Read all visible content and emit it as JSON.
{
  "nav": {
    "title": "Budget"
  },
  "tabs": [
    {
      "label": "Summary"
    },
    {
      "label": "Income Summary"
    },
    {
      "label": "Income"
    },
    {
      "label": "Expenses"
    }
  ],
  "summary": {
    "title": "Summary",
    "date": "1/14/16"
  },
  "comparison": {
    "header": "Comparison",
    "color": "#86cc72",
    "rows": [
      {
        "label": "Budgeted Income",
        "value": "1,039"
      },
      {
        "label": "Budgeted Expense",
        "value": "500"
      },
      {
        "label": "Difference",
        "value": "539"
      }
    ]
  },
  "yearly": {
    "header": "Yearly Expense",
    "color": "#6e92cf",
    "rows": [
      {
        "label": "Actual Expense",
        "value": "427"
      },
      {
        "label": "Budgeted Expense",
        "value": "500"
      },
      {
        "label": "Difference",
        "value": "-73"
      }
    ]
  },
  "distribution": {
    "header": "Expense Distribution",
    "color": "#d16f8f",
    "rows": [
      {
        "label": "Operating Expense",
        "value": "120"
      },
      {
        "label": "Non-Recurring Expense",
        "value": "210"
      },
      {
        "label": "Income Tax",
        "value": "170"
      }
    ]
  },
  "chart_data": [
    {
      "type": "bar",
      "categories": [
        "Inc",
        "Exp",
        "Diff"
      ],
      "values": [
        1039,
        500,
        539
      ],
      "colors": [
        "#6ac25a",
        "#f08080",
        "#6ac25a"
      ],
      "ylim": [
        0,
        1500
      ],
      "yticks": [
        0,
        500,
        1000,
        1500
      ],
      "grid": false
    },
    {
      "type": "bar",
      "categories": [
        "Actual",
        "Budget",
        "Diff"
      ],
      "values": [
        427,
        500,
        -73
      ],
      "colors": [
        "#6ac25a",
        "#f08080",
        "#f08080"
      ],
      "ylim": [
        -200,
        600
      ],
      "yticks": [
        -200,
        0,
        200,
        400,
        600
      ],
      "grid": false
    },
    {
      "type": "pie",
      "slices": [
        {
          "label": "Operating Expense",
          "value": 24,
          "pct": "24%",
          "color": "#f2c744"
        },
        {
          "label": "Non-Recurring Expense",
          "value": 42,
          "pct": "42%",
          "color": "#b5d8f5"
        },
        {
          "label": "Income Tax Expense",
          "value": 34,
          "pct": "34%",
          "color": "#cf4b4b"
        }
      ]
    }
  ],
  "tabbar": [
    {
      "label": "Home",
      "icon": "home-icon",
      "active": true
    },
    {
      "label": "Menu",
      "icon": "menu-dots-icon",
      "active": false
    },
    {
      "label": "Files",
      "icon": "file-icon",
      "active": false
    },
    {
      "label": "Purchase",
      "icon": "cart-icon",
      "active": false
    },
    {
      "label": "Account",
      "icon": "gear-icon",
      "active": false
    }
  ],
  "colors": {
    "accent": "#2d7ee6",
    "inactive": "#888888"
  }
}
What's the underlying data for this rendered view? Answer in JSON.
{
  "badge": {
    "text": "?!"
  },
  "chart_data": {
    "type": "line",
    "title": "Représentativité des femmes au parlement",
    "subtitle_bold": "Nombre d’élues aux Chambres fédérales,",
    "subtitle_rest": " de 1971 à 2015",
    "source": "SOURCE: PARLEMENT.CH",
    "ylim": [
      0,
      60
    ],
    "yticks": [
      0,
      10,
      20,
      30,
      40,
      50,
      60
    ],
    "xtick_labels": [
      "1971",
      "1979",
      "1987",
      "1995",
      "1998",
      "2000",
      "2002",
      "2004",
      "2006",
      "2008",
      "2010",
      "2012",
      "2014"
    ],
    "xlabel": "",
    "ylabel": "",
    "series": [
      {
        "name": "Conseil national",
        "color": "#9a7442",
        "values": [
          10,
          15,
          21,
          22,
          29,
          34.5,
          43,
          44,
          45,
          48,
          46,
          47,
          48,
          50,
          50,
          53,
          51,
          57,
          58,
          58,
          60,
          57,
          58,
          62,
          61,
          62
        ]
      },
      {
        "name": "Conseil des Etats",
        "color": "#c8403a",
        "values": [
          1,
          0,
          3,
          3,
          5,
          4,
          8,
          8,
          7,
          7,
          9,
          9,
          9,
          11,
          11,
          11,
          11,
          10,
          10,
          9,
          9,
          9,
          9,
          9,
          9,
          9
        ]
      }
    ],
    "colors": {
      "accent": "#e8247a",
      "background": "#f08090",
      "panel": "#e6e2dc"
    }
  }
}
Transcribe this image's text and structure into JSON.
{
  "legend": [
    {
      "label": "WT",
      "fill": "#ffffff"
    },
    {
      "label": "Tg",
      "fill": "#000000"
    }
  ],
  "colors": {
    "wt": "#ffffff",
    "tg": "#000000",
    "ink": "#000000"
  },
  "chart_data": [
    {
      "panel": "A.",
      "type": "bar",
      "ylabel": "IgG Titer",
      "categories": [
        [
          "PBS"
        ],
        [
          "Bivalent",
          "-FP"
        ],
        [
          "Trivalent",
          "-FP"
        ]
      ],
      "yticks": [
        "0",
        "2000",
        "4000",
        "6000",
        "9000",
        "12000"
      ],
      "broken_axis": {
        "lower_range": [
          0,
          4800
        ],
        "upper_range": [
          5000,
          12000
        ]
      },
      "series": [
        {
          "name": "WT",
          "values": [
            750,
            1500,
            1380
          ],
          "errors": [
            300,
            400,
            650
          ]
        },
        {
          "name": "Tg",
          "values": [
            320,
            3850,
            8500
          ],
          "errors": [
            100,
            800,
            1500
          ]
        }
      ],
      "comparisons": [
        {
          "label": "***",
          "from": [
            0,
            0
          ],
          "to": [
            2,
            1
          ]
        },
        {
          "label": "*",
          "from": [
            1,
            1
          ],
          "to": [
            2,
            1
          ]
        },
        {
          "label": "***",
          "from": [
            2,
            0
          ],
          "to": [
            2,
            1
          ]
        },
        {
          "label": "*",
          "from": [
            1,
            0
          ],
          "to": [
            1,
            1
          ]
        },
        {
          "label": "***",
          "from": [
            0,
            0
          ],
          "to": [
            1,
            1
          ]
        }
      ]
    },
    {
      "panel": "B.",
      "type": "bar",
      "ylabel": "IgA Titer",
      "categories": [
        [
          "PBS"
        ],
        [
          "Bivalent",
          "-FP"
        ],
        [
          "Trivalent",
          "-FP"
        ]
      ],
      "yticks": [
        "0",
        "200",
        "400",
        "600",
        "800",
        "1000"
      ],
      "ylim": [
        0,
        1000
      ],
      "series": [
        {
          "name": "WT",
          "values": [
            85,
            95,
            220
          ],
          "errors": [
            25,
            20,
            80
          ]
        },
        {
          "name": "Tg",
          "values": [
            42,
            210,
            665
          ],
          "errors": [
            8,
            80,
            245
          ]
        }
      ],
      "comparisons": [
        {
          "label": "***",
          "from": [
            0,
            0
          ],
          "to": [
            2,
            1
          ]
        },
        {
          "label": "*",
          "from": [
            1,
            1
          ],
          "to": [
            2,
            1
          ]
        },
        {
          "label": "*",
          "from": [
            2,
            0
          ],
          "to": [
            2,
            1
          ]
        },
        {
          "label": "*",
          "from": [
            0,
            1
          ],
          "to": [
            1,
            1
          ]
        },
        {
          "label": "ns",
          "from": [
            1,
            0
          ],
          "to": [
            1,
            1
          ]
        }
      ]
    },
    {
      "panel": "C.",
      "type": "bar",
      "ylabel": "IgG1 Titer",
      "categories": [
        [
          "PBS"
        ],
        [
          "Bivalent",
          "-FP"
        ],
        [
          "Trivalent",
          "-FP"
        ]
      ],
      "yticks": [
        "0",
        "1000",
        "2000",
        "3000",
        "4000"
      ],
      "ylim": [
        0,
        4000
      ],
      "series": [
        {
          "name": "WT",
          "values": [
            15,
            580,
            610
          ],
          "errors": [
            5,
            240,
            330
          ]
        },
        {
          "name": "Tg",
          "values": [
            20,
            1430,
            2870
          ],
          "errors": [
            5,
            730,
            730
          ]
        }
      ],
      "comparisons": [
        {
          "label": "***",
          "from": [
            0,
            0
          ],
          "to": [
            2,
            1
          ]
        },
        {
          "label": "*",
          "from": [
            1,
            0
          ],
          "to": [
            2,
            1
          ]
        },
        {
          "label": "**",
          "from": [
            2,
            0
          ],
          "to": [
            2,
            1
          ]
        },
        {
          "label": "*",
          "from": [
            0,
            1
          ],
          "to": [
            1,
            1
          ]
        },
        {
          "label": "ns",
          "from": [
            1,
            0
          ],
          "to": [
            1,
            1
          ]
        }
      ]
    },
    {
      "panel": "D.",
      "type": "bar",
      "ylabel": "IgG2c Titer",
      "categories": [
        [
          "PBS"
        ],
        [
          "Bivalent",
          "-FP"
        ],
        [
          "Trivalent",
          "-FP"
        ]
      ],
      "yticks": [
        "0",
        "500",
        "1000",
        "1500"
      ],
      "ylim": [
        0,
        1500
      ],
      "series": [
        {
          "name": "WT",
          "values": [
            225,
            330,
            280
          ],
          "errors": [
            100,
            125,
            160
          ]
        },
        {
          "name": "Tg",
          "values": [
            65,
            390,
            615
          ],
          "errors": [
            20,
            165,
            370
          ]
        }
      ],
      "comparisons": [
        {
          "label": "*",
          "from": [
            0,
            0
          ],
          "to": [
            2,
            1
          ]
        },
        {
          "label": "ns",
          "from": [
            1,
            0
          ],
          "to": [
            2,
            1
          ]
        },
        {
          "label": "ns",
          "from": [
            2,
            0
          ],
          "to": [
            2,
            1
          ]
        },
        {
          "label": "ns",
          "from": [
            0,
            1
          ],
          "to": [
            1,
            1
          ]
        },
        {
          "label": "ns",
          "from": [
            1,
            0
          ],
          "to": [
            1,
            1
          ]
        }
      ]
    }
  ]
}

PROBLEM REQUIREMENTS: Examine the records and pull out every line where the string "icon" occurs.

FINISHED EXERCISE:
      "icon": "home-icon",
      "icon": "menu-dots-icon",
      "icon": "file-icon",
      "icon": "cart-icon",
      "icon": "gear-icon",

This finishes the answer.